■ 练习目的
从下面关于线程池设计的阅读文本的最后一句之后接着续写。

■ 阅读文本
* * *
@线程池
线程池
消费者线程
1 消费者线程统一到ThreadFunc函数中执行,初始时消费者线程判断任务队列为空,会挂起在条件变量上。
2 消费者线程被唤醒后,首先检查退出码,判断是否需要退出,如果需要退出的就主动解锁并退出
之所以消费者线程自动退出的目的是,不让管理者线程承担过多的工作,管理者线程应该只是负责统一的管理,
即管理者线程设置线程退出码,之后的退出工作完全由消费者线程自己完成。
3 消费者线程只是取任务,执行任务,无任务挂起
管理者线程
1 管理者线程需要做两件事:
1.1 当任务数比较多时,能够合理的增加线程数
1.2 当任务数比较少时,能够合理的减少线程数
2 增加线程数
2.1 管理者增加消费者的线程通过忙碌线程数和当前创建的线程数的占比来确定,并且线程数的总数不能超过最大线程数
2.2 此设计的线程池的占比设计为70%,即当忙碌线程数大于等于创建线程数的70%时,就会一次增加10个线程(占比需要合理设计,这里的70只是粗略的设计)
* * *
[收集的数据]
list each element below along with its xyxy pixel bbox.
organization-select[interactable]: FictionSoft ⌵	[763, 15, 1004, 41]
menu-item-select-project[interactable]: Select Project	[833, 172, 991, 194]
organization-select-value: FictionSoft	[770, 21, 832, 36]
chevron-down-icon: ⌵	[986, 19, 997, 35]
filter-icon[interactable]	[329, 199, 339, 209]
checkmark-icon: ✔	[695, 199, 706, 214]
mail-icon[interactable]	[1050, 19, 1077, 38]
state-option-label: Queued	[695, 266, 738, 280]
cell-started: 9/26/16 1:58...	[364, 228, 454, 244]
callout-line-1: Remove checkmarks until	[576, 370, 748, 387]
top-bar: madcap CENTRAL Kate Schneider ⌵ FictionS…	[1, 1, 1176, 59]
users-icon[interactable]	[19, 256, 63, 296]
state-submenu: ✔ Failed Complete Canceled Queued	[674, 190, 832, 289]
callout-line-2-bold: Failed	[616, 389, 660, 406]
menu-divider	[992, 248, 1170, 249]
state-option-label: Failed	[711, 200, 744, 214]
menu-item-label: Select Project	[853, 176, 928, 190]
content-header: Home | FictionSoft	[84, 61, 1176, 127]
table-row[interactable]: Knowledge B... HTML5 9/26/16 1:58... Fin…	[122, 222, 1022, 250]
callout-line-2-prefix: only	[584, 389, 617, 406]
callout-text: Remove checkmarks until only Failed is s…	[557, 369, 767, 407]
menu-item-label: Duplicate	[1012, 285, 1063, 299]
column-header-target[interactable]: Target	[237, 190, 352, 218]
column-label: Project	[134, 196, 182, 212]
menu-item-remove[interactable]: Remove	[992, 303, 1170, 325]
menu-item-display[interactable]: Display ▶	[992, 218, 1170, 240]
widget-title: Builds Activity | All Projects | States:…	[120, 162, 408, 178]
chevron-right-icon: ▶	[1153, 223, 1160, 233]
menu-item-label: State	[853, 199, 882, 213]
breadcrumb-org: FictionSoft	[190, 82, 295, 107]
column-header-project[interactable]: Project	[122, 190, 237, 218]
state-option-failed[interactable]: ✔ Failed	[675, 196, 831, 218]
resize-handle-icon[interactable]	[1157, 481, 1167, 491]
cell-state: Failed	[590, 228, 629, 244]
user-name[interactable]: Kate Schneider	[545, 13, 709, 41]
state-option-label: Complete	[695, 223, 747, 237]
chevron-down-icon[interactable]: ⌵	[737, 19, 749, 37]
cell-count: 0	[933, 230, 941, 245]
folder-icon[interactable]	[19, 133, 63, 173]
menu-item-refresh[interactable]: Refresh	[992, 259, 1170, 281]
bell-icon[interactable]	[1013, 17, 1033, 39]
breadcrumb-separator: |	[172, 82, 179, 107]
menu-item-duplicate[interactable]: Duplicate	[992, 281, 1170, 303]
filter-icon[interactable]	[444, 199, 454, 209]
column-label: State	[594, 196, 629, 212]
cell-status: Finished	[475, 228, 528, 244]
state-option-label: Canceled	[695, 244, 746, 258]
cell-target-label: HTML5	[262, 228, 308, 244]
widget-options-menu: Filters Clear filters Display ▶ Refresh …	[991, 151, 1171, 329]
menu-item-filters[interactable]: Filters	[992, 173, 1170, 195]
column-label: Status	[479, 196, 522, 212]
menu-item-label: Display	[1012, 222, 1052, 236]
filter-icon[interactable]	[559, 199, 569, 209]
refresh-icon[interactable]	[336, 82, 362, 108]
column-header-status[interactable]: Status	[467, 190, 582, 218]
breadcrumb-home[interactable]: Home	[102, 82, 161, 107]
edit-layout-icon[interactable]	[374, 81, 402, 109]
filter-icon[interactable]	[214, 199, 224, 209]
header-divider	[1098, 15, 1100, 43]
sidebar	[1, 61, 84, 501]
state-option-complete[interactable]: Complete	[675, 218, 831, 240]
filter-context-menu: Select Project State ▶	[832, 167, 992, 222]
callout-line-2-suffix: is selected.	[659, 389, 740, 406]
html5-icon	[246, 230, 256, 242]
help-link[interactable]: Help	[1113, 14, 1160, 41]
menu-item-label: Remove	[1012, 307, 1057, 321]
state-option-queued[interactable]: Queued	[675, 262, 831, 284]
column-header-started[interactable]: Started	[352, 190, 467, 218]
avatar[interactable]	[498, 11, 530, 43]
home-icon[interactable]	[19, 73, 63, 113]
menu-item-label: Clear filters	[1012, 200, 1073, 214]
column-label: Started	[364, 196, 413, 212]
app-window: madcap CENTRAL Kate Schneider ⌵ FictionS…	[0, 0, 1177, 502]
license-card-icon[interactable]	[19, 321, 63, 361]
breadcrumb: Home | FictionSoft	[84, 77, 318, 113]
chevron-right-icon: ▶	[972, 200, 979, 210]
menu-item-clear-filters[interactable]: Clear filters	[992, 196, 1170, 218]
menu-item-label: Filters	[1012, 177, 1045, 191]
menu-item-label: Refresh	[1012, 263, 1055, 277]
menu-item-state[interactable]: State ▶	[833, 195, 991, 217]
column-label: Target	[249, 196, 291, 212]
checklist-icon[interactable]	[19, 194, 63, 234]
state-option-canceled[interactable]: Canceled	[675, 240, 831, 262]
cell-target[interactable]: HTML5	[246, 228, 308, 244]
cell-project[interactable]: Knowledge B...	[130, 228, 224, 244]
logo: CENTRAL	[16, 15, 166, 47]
* * *
■ 任务解答
3 减少线程数
3.1 管理者减少消费者的线程数同样通过忙碌线程数和当前创建的线程数来确定,并且线程数最小不能小于最小线程数
3.2 此设计的线程池较少条件为空闲线程数大于等于忙碌线程数的两倍,
则每次退出10个(管理者线程只是设置线程退出码,唤醒消费者线程,实际上是消费者线程自己结束)
(同样,线程数的退出条件也应该合理设计,这里只是粗略设计)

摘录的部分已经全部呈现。